WHAT IS REQUIRED.
Determine how many lines include the string "وابن". Output that number only.

INPUT RECORDS.

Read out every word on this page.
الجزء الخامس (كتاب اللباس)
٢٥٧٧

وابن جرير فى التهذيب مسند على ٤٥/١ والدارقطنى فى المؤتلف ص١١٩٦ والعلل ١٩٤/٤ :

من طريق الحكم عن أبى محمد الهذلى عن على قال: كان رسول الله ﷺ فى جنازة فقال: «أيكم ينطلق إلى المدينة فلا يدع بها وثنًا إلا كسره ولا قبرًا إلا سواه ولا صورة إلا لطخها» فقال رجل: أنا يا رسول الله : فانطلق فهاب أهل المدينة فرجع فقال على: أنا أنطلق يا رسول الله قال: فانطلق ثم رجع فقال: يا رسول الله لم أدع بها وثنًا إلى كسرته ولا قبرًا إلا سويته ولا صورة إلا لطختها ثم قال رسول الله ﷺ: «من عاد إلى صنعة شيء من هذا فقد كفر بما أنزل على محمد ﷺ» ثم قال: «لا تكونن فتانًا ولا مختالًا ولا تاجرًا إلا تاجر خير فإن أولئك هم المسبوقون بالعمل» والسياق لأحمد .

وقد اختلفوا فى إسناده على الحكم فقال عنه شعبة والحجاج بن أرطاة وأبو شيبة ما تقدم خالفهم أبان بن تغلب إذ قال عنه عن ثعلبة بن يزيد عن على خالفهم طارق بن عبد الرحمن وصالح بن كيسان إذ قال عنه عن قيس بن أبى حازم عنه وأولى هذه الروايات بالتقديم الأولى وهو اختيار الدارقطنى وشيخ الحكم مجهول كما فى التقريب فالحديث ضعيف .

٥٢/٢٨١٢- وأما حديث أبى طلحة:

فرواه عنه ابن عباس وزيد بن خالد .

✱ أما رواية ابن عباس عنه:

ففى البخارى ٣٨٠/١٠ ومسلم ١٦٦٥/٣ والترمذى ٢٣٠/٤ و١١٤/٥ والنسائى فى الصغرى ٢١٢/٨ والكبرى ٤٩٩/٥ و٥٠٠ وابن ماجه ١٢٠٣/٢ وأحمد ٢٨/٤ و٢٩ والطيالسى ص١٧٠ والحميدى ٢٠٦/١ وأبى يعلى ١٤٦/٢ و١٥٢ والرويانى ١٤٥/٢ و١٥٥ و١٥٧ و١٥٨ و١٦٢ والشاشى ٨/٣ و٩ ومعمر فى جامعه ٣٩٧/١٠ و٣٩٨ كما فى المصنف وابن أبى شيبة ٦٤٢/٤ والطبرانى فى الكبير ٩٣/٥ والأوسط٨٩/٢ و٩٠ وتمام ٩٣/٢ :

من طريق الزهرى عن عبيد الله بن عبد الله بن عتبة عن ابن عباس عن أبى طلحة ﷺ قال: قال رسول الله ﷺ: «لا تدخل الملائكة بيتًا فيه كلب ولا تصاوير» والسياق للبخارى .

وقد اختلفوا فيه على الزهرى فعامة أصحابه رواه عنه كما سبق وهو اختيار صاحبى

==

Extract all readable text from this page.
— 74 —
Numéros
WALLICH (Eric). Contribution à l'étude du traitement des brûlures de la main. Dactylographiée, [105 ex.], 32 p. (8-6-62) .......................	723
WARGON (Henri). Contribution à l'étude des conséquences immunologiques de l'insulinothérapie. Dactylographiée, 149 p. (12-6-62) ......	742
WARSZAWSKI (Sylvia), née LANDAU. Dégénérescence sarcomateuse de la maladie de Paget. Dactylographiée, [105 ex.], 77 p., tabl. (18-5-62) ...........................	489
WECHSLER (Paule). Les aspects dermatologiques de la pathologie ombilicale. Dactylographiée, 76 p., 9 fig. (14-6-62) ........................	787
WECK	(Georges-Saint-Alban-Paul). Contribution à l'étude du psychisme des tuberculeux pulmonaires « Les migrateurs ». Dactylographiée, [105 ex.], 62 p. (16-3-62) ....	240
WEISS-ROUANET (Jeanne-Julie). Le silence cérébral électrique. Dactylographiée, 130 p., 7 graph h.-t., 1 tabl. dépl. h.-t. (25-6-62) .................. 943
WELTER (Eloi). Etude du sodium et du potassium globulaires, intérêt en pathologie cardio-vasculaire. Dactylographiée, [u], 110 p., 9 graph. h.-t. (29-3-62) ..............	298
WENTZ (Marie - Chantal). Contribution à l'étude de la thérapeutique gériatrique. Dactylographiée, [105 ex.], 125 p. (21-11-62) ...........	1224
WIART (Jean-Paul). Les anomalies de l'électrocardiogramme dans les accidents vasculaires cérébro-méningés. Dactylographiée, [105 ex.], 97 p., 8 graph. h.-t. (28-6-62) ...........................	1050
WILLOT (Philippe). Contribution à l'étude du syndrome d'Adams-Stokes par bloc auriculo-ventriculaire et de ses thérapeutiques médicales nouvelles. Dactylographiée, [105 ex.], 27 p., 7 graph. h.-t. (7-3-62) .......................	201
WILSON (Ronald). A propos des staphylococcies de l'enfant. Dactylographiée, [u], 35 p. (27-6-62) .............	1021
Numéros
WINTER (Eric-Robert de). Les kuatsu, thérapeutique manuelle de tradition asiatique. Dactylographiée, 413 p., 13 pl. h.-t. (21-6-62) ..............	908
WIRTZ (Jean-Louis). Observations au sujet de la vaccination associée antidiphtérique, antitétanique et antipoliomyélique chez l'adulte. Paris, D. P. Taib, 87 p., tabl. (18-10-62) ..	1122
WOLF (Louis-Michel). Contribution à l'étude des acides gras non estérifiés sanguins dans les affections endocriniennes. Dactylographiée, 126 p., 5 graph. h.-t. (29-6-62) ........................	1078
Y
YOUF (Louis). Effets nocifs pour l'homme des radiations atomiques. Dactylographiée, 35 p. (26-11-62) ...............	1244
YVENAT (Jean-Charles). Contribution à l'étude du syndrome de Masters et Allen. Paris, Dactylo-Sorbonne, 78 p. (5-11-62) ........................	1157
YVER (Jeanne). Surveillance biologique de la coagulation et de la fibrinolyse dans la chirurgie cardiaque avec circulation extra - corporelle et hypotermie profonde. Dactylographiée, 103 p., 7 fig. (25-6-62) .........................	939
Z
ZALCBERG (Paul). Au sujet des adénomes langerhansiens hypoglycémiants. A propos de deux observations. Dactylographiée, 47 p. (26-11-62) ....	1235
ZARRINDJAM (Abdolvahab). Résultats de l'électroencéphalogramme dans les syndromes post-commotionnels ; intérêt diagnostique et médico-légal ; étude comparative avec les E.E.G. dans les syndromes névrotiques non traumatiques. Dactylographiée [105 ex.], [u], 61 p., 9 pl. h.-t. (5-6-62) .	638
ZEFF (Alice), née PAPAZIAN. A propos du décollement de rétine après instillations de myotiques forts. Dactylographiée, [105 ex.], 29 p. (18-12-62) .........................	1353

SOLVED EXERCISE.
2